PROBLEM REQUIREMENTS | Locate each line in the entries below that contains the string "colorbar", and copy those lines in order.
** Begin PROVIDED RECORDS **
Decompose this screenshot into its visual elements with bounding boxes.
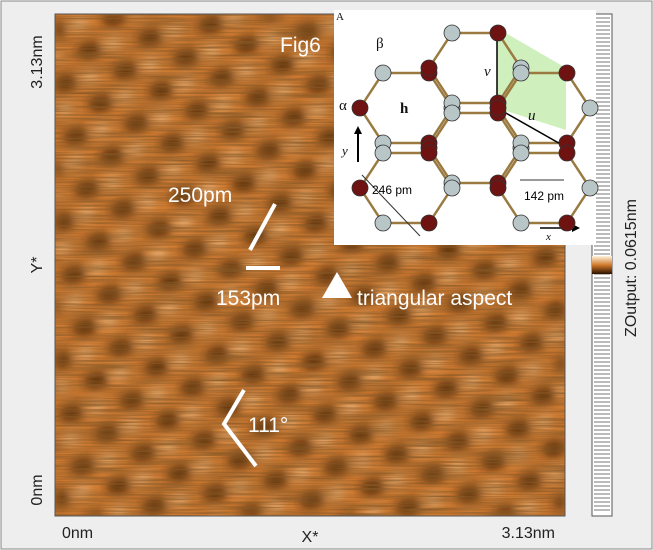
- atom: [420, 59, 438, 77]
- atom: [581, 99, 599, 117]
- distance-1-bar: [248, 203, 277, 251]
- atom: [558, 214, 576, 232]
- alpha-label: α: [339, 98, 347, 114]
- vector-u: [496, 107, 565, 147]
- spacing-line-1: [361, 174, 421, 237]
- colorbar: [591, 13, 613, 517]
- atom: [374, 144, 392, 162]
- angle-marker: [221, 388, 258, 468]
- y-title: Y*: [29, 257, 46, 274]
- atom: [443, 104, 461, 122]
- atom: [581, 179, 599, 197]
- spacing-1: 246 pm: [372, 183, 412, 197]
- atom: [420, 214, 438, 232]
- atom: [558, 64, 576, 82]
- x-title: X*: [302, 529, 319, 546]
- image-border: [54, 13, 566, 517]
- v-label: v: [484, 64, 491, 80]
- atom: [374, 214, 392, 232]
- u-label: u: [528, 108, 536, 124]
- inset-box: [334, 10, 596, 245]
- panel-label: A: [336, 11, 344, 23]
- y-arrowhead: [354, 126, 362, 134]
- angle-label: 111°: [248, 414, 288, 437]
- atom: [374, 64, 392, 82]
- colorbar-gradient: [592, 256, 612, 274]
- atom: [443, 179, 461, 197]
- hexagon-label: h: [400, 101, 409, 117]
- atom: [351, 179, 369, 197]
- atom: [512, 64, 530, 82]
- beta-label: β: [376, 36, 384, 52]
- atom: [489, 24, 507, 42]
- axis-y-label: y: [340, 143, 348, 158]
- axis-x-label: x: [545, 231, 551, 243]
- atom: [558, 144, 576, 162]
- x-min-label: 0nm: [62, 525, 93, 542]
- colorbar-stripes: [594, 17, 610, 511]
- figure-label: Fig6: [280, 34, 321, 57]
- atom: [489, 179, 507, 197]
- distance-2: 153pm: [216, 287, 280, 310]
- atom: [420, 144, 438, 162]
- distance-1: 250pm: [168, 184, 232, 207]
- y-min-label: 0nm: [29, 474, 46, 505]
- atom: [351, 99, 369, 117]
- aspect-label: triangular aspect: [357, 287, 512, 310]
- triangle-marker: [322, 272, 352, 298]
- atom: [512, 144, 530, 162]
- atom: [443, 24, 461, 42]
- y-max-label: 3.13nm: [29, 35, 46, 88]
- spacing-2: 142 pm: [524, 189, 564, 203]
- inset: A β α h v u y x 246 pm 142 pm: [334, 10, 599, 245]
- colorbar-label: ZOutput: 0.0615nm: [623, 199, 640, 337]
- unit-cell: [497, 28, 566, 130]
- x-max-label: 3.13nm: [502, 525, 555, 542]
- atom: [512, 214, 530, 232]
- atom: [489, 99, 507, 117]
** End PROVIDED RECORDS **
EXERCISE OUTPUT |
- colorbar: [591, 13, 613, 517]
- colorbar-gradient: [592, 256, 612, 274]
- colorbar-stripes: [594, 17, 610, 511]
- colorbar-label: ZOutput: 0.0615nm: [623, 199, 640, 337]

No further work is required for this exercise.